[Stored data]

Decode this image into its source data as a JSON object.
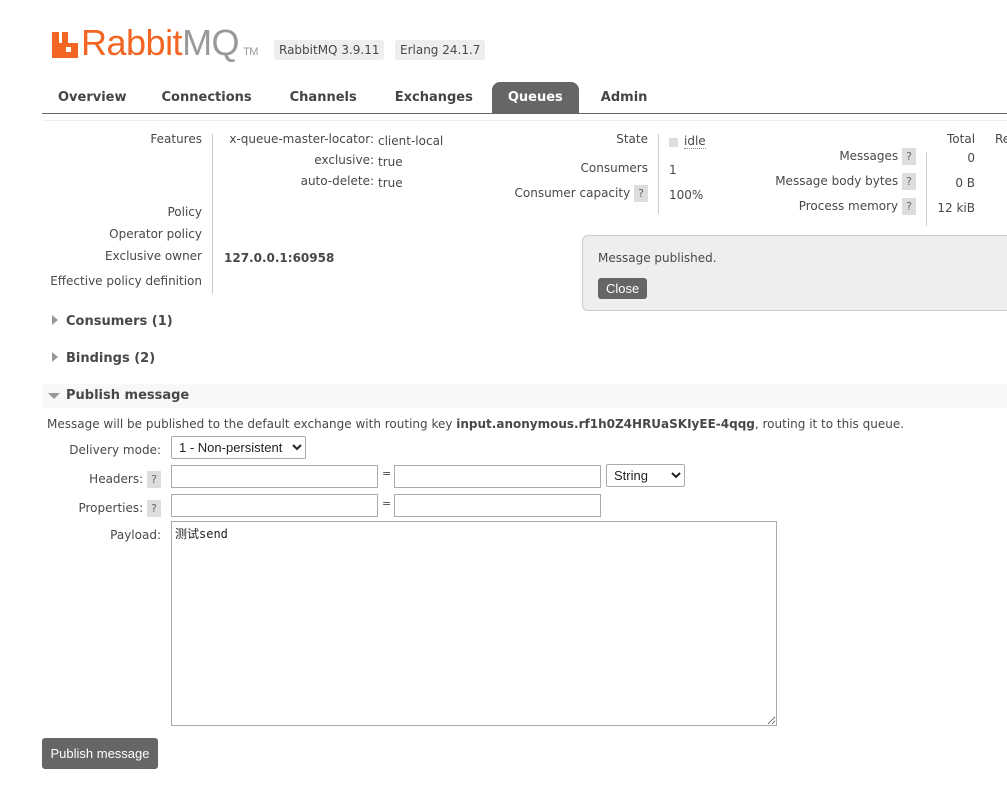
{
  "header": {
    "logo_text_1": "Rabbit",
    "logo_text_2": "MQ",
    "logo_tm": "TM",
    "rabbitmq_version": "RabbitMQ 3.9.11",
    "erlang_version": "Erlang 24.1.7"
  },
  "colors": {
    "brand": "#f26522",
    "tab_active": "#666666"
  },
  "tabs": [
    {
      "label": "Overview"
    },
    {
      "label": "Connections"
    },
    {
      "label": "Channels"
    },
    {
      "label": "Exchanges"
    },
    {
      "label": "Queues",
      "active": true
    },
    {
      "label": "Admin"
    }
  ],
  "details": {
    "features_label": "Features",
    "features": [
      {
        "key": "x-queue-master-locator:",
        "value": "client-local"
      },
      {
        "key": "exclusive:",
        "value": "true"
      },
      {
        "key": "auto-delete:",
        "value": "true"
      }
    ],
    "policy_label": "Policy",
    "operator_policy_label": "Operator policy",
    "exclusive_owner_label": "Exclusive owner",
    "exclusive_owner": "127.0.0.1:60958",
    "effective_policy_label": "Effective policy definition",
    "state_label": "State",
    "state": "idle",
    "consumers_label": "Consumers",
    "consumers": "1",
    "consumer_capacity_label": "Consumer capacity",
    "consumer_capacity": "100%",
    "total_header": "Total",
    "ready_header": "Re",
    "stats": [
      {
        "label": "Messages",
        "value": "0"
      },
      {
        "label": "Message body bytes",
        "value": "0 B"
      },
      {
        "label": "Process memory",
        "value": "12 kiB"
      }
    ],
    "help": "?"
  },
  "flash": {
    "message": "Message published.",
    "close_label": "Close"
  },
  "sections": {
    "consumers": "Consumers (1)",
    "bindings": "Bindings (2)",
    "publish": "Publish message"
  },
  "publish": {
    "info_prefix": "Message will be published to the default exchange with routing key ",
    "routing_key": "input.anonymous.rf1h0Z4HRUaSKIyEE-4qqg",
    "info_suffix": ", routing it to this queue.",
    "delivery_mode_label": "Delivery mode:",
    "delivery_mode": "1 - Non-persistent",
    "headers_label": "Headers:",
    "header_type": "String",
    "properties_label": "Properties:",
    "eq": "=",
    "payload_label": "Payload:",
    "payload": "测试send",
    "submit_label": "Publish message"
  }
}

## [WHAT NEEDS TO BE DONE]
List each line holding the string "this".

## [ANSWER BELOW]
Decode this image into its source data as a JSON object.
    "info_suffix": ", routing it to this queue.",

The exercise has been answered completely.